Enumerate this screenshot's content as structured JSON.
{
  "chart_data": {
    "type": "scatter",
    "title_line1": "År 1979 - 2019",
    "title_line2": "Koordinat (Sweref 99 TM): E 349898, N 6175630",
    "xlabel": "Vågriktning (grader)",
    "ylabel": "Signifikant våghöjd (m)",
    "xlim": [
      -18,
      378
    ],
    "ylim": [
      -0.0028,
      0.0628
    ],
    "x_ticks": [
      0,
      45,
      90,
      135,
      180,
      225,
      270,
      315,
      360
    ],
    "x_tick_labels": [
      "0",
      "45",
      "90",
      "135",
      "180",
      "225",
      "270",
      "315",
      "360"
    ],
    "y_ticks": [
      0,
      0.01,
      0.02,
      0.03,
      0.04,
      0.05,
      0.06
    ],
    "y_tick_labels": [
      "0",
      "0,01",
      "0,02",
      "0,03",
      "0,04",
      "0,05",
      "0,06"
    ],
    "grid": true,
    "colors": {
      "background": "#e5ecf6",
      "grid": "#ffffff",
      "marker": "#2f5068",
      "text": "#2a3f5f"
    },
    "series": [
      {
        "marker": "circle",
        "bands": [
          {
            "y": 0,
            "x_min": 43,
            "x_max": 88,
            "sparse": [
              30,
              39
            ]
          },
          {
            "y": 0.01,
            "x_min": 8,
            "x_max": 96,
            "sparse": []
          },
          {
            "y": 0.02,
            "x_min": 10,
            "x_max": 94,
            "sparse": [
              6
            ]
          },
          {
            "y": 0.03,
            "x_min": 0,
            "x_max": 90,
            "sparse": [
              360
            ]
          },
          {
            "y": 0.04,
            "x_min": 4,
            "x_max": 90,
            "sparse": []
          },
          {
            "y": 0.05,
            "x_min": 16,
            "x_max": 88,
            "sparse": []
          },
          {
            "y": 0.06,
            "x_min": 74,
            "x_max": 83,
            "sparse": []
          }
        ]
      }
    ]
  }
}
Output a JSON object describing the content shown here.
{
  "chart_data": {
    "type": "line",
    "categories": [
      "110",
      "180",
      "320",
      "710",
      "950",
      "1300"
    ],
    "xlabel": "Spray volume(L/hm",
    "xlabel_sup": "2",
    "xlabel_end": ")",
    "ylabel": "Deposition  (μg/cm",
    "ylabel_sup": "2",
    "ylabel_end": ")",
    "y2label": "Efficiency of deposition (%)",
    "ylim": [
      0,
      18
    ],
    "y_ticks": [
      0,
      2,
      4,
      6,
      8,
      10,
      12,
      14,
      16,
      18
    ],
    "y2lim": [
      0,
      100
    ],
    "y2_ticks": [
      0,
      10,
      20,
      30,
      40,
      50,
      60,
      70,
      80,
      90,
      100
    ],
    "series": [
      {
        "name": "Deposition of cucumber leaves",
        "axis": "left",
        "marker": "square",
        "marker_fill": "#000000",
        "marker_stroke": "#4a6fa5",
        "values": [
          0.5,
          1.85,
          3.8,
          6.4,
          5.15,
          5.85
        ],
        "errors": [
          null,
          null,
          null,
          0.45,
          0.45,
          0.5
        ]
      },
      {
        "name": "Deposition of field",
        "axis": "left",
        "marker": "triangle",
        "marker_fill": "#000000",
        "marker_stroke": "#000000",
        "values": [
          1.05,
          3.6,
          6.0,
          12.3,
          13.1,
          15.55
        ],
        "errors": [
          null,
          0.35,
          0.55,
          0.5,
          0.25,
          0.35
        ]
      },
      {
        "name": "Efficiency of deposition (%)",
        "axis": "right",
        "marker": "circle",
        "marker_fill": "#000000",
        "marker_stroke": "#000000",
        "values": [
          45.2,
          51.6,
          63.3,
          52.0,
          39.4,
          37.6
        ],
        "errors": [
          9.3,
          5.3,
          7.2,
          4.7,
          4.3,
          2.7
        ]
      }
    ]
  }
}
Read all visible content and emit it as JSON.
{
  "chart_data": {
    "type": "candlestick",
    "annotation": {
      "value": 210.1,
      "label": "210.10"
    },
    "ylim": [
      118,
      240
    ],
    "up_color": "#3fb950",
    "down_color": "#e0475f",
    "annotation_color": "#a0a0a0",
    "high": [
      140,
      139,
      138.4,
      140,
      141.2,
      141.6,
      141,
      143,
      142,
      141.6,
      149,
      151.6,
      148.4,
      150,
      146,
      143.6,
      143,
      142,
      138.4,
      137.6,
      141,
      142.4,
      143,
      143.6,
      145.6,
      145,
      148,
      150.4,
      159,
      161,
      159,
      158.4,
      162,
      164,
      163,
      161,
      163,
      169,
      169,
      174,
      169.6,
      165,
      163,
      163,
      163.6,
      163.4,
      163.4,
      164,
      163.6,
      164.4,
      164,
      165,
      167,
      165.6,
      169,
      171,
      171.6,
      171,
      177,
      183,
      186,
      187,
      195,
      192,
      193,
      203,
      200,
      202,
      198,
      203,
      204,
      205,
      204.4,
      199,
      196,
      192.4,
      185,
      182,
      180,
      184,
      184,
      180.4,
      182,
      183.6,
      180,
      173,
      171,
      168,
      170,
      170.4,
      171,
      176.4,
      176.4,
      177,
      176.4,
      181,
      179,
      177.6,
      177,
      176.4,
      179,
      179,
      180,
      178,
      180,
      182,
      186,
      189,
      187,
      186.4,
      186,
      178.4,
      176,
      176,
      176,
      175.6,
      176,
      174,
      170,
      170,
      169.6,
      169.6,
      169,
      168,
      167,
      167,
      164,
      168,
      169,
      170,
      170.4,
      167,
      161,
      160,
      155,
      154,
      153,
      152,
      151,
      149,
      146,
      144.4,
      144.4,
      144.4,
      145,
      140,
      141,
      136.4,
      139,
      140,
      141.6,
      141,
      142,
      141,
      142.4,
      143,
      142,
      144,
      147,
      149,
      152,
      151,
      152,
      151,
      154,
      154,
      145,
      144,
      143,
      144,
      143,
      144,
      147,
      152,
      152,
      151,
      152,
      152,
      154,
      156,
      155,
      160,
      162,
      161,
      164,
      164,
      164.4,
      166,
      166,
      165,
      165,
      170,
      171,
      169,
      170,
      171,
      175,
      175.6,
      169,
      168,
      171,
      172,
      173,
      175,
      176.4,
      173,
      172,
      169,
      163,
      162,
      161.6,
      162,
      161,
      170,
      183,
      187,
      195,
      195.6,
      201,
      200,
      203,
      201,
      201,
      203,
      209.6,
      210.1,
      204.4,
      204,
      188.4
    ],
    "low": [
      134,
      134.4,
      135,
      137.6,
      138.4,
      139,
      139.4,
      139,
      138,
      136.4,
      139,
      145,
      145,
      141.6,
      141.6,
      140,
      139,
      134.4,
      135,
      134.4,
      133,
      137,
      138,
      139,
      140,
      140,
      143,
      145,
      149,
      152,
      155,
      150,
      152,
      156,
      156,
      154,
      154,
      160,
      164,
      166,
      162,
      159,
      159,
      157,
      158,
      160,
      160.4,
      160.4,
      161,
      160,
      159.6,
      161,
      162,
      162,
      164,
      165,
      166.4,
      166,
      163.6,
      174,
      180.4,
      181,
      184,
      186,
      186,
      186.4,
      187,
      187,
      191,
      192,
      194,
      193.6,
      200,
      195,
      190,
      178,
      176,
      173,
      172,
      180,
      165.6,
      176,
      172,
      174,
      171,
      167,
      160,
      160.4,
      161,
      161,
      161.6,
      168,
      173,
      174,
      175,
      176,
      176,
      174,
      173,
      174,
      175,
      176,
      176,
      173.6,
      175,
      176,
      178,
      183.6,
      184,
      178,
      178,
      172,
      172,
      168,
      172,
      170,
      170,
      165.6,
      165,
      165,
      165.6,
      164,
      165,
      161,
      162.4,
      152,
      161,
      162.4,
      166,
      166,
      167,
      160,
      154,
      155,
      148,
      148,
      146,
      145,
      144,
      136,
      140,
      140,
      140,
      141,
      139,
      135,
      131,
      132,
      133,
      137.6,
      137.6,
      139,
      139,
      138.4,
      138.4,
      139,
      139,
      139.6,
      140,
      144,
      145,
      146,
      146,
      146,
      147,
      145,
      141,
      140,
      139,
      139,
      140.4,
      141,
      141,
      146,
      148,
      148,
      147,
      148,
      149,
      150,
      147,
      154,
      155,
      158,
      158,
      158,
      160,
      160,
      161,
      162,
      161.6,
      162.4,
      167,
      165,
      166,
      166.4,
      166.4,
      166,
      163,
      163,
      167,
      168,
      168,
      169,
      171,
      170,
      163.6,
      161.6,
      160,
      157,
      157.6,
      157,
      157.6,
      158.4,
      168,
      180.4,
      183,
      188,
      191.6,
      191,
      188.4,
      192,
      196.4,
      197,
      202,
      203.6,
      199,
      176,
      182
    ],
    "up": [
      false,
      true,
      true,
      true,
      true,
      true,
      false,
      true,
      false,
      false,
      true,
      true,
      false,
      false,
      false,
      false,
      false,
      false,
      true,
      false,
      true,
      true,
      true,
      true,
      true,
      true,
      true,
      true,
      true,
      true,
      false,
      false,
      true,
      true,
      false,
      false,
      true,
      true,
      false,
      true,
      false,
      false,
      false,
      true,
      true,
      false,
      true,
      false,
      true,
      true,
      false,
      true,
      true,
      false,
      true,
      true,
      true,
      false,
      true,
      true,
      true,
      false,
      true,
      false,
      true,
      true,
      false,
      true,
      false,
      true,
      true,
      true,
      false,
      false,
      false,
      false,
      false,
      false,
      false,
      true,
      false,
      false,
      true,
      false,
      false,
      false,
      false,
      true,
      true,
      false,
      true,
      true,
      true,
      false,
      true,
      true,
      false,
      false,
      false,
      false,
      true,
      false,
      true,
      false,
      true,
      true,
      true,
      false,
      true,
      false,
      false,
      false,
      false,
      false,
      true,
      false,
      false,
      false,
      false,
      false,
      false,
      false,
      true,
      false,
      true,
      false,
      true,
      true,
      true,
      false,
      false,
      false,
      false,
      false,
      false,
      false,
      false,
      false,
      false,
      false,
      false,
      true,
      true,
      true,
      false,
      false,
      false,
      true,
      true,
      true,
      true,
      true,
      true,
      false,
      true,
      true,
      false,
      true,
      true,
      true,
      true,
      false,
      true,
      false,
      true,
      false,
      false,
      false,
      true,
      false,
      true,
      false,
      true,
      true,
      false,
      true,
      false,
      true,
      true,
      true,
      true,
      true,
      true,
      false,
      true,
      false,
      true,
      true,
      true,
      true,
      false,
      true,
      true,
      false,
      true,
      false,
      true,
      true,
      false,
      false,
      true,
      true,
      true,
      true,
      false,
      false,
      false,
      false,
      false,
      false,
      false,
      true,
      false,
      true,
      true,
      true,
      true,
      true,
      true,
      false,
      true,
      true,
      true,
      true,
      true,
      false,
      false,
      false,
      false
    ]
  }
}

## Work required
Search the lines for the string "name" and copy every line that has it.

## Answer to the problem
        "name": "Deposition of cucumber leaves",
        "name": "Deposition of field",
        "name": "Efficiency of deposition (%)",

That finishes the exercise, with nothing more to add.